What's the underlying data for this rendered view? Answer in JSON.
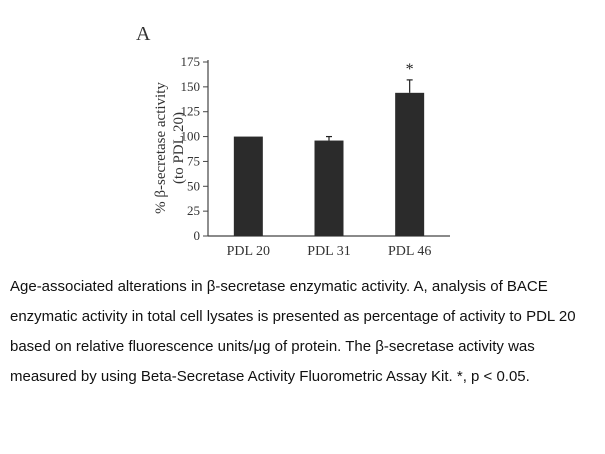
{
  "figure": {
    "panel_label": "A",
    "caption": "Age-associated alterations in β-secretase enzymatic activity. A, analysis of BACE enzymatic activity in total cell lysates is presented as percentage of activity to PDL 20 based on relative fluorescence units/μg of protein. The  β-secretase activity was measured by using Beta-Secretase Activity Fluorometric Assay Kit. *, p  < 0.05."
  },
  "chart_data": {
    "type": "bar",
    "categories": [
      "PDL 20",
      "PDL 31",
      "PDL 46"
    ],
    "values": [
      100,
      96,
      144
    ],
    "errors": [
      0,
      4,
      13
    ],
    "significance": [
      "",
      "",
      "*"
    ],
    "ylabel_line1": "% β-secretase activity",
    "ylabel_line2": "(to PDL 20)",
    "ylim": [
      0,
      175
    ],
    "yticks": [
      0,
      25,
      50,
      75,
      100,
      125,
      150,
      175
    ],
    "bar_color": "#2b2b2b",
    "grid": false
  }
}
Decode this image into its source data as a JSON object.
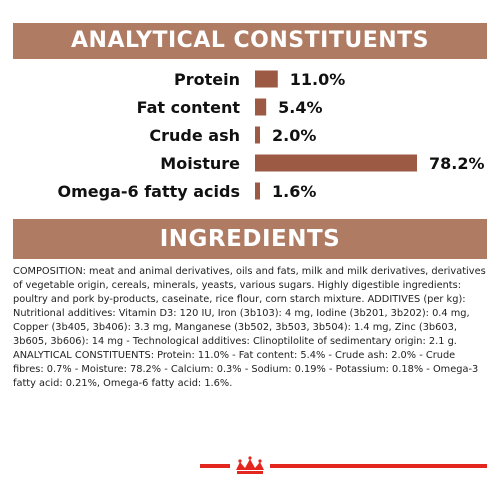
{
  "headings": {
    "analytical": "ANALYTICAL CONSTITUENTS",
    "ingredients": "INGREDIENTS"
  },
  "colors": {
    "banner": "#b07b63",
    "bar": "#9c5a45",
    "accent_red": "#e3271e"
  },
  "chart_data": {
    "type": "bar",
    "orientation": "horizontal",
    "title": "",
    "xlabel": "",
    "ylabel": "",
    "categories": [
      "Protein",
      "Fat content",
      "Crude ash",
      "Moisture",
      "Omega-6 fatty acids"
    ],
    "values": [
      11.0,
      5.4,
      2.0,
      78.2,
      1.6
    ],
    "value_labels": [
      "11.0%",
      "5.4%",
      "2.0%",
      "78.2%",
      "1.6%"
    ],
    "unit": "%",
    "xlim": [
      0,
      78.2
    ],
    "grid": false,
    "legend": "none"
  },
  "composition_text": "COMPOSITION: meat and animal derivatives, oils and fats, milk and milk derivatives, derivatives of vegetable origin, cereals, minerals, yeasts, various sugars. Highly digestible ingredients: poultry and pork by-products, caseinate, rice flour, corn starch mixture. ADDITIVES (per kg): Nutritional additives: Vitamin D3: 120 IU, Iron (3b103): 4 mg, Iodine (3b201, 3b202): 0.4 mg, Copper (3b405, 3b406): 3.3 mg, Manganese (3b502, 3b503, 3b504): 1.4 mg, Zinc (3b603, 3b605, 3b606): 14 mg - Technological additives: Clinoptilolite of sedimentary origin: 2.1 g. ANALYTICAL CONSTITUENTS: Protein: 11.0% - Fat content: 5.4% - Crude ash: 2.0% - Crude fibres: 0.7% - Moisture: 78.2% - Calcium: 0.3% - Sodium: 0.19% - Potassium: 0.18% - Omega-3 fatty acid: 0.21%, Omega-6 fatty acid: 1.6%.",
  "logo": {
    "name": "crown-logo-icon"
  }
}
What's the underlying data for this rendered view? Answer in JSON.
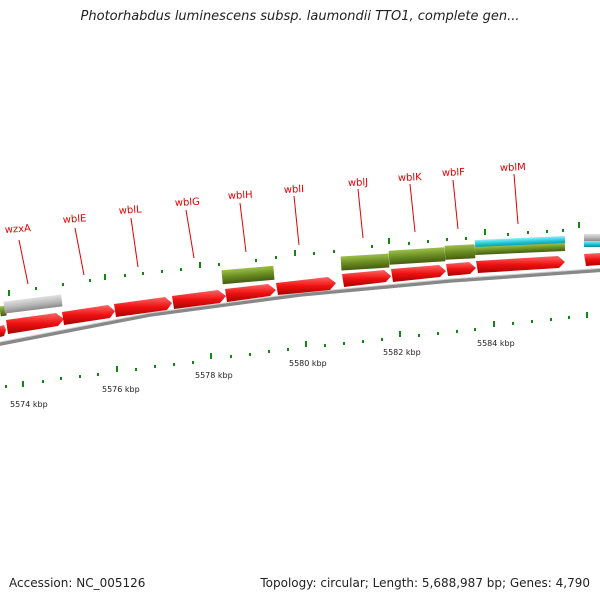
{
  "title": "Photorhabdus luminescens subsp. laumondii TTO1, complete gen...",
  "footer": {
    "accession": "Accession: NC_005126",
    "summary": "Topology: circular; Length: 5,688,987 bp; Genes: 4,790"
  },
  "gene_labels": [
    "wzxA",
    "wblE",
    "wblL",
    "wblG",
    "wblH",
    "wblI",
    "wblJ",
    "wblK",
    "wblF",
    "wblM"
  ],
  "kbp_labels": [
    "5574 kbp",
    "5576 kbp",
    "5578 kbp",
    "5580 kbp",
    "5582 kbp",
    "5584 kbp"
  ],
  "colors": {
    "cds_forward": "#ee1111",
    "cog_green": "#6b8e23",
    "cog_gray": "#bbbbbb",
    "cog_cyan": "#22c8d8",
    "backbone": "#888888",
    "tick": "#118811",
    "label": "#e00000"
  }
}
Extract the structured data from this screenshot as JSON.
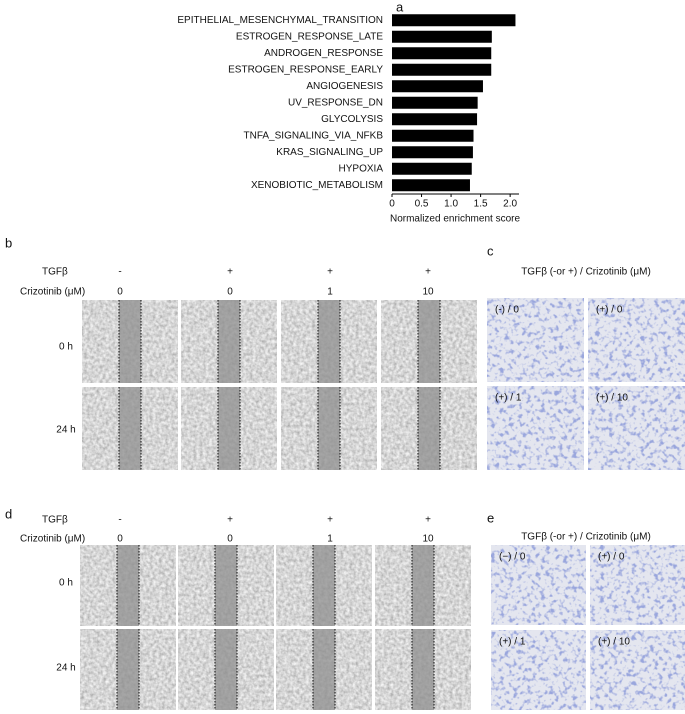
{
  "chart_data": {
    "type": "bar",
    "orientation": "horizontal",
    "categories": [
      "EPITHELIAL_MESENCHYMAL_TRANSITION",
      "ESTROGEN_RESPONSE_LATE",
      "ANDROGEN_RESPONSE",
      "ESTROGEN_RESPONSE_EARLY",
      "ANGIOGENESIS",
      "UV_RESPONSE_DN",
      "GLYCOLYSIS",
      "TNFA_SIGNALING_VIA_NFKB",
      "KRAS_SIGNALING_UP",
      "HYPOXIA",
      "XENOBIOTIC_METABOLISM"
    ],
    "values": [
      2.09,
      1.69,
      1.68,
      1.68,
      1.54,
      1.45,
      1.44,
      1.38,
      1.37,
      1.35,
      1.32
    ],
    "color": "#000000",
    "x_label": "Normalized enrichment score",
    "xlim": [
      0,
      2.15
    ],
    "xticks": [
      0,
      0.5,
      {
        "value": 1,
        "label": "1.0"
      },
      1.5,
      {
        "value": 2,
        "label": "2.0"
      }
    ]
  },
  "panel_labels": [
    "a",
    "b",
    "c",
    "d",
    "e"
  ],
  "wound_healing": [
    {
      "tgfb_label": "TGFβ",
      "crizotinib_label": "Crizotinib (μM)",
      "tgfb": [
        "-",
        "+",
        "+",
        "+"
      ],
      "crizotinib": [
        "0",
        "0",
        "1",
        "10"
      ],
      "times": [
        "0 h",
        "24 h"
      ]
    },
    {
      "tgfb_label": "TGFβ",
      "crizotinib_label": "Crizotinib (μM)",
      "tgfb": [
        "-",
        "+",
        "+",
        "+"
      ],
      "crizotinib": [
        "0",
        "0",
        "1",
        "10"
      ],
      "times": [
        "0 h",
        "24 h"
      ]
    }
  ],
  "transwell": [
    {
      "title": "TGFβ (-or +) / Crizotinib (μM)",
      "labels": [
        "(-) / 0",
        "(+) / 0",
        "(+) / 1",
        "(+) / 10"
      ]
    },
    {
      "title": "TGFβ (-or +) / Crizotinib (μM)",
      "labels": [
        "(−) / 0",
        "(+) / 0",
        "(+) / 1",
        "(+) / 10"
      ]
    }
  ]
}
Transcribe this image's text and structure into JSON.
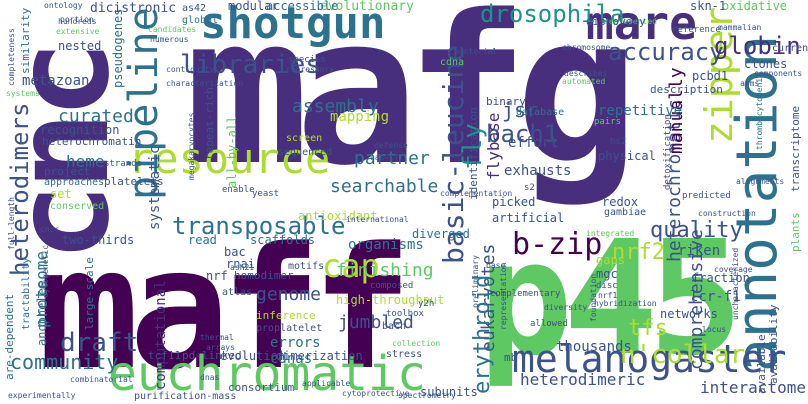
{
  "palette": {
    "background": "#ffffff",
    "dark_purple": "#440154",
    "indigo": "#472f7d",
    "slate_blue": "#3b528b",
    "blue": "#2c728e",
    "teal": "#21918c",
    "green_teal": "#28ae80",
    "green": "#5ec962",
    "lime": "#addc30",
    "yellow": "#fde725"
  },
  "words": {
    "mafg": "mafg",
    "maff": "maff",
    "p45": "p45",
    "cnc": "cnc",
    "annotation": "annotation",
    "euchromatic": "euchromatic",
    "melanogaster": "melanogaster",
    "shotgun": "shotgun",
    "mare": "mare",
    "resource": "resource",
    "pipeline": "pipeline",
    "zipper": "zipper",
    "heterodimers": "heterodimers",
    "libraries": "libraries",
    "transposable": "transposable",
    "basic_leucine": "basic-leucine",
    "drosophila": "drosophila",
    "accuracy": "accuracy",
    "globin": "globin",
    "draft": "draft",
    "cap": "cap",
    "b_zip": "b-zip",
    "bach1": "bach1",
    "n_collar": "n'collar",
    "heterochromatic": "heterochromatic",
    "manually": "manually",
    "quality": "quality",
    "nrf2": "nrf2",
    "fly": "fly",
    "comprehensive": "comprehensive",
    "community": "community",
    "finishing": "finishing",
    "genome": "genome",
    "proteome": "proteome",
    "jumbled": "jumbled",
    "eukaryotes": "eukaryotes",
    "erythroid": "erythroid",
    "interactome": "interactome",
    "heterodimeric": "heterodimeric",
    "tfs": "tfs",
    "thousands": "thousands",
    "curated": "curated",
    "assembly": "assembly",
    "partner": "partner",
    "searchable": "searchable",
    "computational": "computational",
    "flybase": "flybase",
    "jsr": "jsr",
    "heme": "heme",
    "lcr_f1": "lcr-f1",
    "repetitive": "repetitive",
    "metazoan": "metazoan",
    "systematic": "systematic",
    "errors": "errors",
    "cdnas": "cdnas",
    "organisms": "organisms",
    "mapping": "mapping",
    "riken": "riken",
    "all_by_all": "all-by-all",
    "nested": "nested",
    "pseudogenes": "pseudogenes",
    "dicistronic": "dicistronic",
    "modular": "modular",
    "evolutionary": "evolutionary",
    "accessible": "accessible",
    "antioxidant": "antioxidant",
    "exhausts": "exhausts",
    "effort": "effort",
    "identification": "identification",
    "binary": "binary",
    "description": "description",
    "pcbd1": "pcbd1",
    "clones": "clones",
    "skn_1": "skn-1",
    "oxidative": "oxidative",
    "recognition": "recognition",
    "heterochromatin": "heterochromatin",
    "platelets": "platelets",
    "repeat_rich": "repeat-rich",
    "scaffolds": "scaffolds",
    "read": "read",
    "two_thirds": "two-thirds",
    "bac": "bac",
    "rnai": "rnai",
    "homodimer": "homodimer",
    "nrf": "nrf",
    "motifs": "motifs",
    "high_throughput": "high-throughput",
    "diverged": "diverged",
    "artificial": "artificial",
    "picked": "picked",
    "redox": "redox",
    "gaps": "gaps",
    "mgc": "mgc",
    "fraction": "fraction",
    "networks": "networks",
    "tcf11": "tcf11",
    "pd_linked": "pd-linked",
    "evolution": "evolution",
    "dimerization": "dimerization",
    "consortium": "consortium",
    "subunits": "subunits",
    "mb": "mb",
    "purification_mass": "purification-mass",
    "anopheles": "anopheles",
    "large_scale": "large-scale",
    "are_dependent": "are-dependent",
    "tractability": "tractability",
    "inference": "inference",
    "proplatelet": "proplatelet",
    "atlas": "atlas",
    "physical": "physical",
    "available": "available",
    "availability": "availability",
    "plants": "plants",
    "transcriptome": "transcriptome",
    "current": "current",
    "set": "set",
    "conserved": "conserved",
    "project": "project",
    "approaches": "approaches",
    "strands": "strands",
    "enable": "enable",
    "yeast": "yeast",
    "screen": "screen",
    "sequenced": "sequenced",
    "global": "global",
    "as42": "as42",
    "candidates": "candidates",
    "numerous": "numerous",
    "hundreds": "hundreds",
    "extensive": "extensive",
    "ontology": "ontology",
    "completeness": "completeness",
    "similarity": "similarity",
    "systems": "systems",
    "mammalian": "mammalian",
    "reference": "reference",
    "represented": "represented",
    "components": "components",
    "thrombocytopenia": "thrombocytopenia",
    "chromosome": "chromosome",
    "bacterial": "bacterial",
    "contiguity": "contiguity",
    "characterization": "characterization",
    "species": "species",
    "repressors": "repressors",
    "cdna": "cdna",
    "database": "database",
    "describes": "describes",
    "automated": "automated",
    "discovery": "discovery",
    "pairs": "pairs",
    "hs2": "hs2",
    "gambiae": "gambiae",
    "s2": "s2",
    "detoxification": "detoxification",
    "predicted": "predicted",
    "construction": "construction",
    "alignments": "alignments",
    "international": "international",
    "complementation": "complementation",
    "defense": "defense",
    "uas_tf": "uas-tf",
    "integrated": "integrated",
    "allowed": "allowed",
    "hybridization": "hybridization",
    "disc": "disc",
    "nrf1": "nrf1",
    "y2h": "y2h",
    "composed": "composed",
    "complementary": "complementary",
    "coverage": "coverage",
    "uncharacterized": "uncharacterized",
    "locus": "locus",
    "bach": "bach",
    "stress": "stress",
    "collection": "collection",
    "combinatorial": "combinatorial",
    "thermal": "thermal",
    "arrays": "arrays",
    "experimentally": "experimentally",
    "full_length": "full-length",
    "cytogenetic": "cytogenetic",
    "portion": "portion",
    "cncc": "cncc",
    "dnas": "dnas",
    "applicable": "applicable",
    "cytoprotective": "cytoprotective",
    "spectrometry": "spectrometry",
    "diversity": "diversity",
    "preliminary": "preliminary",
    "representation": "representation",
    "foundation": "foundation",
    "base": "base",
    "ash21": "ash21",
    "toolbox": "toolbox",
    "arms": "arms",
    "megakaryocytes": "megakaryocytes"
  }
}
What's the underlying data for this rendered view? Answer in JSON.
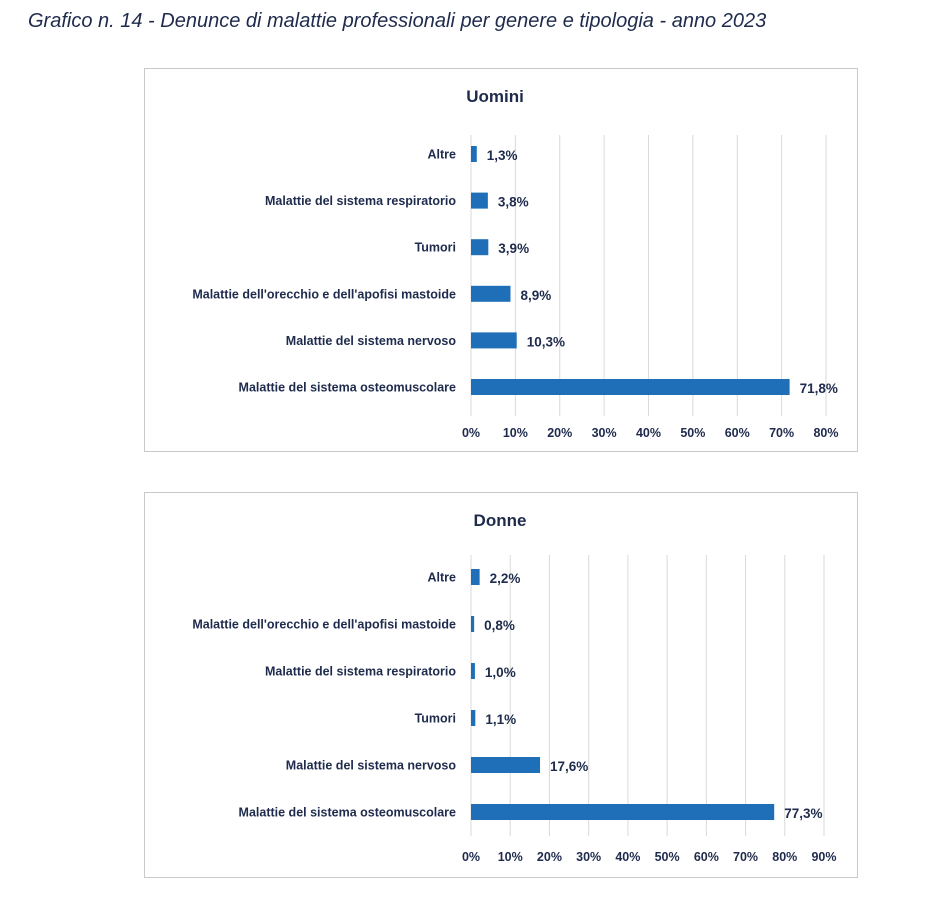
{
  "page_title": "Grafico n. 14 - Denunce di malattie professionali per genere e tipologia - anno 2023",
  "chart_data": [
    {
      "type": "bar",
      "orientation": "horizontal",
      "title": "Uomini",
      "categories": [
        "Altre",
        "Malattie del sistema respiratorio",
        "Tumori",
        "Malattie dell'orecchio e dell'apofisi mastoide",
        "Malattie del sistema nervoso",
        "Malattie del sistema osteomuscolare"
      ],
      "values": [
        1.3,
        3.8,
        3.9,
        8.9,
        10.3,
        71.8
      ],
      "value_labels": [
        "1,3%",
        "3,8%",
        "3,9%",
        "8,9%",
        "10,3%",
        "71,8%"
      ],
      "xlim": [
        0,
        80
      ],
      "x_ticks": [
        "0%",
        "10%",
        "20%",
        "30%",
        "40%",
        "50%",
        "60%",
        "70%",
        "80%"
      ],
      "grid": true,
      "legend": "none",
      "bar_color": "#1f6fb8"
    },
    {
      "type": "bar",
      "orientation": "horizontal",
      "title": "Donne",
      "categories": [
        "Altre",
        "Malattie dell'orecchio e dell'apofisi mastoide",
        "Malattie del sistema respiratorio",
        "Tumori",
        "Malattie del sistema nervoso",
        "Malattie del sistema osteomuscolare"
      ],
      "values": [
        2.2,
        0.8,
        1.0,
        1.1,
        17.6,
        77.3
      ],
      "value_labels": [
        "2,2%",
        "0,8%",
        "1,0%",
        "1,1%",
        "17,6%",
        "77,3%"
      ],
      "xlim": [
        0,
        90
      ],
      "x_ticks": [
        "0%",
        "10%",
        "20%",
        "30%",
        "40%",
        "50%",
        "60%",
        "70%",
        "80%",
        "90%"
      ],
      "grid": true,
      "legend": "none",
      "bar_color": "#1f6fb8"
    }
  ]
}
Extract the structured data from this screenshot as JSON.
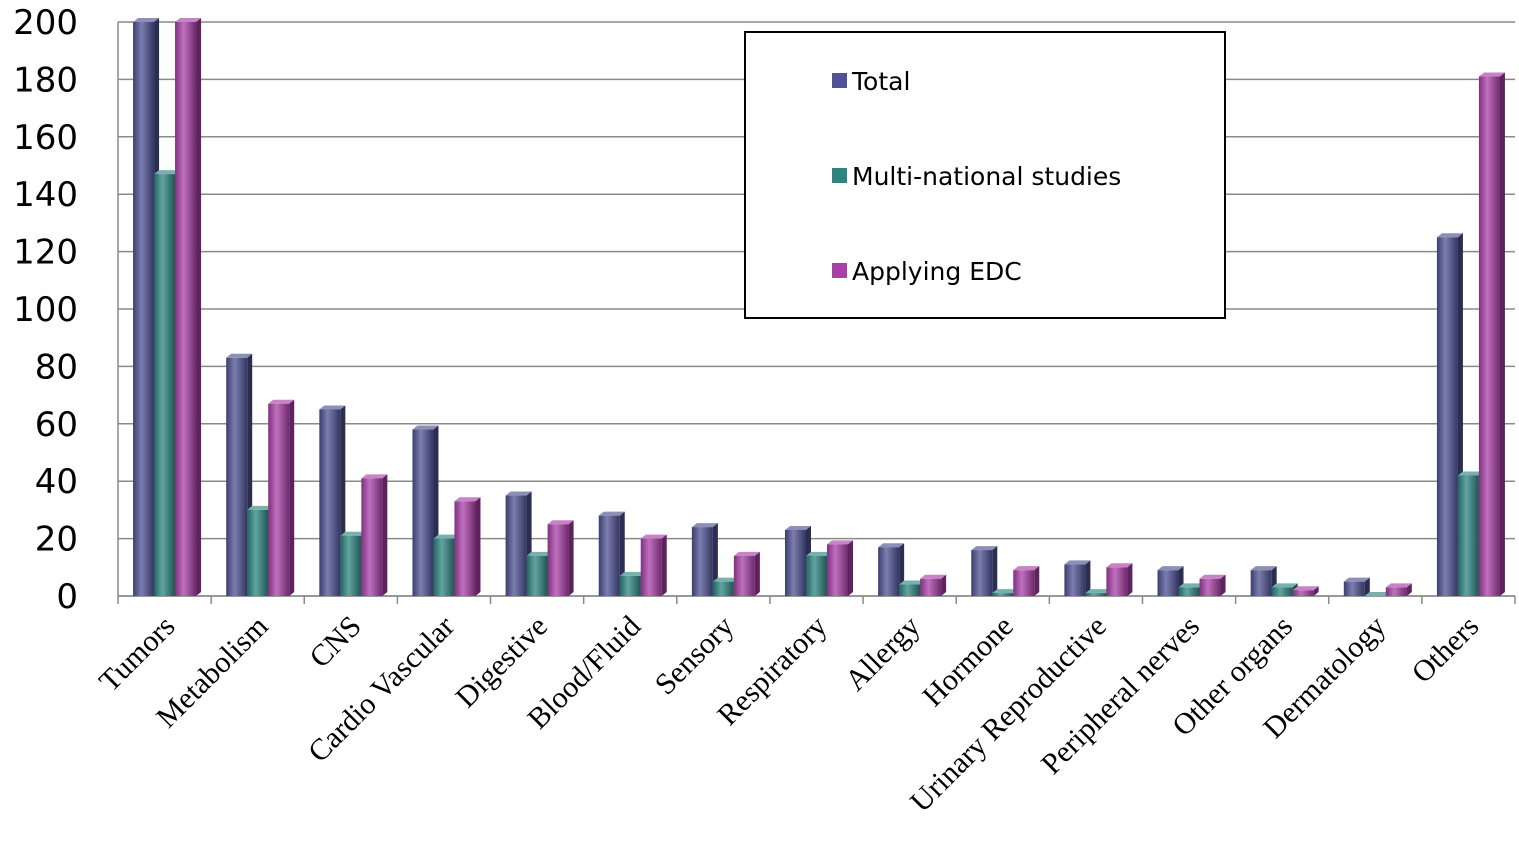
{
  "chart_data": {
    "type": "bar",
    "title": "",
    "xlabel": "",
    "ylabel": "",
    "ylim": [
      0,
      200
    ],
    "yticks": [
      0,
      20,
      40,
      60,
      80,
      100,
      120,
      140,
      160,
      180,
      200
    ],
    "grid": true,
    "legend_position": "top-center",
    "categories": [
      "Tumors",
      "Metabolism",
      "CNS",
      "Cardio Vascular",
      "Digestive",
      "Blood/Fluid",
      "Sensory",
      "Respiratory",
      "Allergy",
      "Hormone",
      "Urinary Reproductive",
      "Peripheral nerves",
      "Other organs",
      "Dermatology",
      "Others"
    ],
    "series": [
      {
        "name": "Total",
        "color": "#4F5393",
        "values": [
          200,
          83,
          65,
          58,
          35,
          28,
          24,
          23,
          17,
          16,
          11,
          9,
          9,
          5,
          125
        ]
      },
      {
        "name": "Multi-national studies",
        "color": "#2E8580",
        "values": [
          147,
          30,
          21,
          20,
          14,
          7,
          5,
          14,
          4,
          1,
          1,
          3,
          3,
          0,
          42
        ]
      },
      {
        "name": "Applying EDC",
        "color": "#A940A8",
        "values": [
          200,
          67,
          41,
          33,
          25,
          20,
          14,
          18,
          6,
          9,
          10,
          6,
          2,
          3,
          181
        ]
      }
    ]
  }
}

•••••

DIRECTIONS FOR THIS TASK: The answer should be a number alone: the count of lines in the records that hold the word "fatty".

WRITTEN RESPONSE: 2